- _PROVIDED RECORDS_:
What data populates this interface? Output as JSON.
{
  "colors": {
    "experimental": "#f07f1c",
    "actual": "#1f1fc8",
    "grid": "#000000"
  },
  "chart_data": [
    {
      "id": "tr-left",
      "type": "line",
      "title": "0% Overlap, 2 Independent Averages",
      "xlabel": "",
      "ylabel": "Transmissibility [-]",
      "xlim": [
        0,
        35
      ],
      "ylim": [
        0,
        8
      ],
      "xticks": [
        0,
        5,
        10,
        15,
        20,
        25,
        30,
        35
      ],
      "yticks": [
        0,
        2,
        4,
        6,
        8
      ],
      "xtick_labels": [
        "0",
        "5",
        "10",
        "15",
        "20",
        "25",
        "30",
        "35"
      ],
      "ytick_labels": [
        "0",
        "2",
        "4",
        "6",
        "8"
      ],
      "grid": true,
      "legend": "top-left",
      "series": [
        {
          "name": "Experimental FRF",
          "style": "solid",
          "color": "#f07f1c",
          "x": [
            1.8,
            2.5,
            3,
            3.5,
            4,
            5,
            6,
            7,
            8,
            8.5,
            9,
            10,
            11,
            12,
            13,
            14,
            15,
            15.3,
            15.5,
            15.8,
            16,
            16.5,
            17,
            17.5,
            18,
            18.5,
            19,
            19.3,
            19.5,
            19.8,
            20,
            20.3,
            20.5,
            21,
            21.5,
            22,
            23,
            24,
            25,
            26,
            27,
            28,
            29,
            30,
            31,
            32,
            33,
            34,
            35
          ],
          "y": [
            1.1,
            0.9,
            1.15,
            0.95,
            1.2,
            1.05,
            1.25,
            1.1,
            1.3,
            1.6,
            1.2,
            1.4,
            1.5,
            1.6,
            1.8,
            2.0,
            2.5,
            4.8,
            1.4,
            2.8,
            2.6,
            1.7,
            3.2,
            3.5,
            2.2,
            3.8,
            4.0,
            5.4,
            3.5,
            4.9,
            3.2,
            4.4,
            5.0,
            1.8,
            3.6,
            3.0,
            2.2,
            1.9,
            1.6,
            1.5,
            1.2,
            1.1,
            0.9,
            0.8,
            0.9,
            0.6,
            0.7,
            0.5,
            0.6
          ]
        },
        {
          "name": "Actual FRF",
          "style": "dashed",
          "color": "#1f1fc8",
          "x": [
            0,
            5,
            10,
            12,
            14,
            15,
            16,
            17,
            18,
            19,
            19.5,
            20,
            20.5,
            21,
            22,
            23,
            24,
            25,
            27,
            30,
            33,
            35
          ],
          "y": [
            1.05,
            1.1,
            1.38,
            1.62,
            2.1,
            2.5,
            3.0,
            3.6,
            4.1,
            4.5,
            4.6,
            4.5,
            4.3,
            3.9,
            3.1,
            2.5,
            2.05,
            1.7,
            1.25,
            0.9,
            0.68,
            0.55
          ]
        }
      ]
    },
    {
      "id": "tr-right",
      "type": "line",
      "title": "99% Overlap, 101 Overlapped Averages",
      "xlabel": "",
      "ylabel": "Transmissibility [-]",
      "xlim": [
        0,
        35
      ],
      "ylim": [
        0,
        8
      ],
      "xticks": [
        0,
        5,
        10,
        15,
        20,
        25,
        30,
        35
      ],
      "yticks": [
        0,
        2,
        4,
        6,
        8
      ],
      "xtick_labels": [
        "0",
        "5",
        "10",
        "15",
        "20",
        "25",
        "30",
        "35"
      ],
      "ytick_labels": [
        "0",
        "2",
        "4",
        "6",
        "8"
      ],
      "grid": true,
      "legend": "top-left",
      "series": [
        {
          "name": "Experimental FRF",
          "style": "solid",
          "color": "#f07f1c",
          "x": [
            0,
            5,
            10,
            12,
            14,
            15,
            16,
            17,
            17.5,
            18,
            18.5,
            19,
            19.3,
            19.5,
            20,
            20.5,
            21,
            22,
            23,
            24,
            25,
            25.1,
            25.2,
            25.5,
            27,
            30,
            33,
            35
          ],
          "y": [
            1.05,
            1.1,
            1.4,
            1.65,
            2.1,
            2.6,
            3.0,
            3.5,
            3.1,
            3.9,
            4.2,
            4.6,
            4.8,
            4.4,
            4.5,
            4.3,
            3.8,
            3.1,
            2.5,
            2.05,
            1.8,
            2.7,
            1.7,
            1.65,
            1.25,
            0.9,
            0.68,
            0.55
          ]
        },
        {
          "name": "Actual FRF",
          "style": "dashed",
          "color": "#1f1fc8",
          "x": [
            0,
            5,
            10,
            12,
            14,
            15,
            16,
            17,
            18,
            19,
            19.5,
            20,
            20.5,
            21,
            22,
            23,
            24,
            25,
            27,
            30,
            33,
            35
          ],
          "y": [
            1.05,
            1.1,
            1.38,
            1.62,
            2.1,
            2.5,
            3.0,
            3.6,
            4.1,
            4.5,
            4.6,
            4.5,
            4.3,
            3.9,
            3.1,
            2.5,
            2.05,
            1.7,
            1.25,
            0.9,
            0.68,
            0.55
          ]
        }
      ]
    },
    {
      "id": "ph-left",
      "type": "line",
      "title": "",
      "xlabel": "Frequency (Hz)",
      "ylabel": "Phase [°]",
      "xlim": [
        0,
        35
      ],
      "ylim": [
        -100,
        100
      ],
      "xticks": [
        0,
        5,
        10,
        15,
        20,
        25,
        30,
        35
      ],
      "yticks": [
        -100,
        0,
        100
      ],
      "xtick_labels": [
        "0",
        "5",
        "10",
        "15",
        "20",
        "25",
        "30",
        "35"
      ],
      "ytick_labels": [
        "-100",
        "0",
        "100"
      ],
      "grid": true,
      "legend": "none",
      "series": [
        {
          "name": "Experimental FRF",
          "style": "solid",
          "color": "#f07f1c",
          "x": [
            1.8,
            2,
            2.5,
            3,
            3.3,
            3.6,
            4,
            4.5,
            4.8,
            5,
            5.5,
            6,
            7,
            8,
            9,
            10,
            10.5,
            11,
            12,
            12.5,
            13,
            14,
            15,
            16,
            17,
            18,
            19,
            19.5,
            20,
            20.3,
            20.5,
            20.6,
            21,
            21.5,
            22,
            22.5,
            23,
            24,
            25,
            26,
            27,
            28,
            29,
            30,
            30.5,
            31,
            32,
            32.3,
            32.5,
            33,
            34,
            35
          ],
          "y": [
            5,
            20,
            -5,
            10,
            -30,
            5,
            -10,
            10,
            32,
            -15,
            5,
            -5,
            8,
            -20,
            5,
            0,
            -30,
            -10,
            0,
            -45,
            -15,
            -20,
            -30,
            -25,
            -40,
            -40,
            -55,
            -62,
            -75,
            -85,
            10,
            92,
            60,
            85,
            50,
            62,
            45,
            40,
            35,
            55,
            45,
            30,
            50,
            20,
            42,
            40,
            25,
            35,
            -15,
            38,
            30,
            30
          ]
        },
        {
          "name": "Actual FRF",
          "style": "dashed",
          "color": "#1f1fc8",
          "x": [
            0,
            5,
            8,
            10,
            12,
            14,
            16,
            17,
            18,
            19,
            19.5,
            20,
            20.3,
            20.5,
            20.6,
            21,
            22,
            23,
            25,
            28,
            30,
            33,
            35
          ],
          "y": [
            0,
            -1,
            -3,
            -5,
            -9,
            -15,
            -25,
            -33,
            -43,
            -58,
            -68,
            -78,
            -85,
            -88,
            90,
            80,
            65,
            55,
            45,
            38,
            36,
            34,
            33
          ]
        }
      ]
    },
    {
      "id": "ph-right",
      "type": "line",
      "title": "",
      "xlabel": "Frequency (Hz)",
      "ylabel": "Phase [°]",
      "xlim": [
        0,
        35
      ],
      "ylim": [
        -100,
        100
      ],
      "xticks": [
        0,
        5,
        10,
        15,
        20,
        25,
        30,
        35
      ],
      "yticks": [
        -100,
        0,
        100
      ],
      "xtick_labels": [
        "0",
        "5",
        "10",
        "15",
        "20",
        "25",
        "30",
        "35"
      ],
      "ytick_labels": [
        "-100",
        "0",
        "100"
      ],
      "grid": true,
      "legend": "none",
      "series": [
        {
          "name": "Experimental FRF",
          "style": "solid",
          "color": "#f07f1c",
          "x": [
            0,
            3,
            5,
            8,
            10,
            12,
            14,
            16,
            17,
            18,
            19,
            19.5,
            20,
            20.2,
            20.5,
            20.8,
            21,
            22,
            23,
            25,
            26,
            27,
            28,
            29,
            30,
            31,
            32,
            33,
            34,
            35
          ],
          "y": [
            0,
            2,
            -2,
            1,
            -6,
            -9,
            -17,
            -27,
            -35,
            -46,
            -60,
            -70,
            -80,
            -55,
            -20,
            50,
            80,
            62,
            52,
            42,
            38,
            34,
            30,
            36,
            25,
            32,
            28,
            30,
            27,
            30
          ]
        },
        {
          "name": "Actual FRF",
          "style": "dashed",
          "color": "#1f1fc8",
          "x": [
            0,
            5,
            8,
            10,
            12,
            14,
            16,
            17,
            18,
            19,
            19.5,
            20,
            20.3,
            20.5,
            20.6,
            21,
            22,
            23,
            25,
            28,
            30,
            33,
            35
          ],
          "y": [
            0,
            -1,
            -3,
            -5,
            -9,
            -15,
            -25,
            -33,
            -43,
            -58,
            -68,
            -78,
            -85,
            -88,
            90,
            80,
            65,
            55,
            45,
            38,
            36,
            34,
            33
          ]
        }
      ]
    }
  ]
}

- _EXERCISE AIM_: Scan the records above for the string "Overlap", then report every line that contains it.

- _FULL ANSWER_:
      "title": "0% Overlap, 2 Independent Averages",
      "title": "99% Overlap, 101 Overlapped Averages",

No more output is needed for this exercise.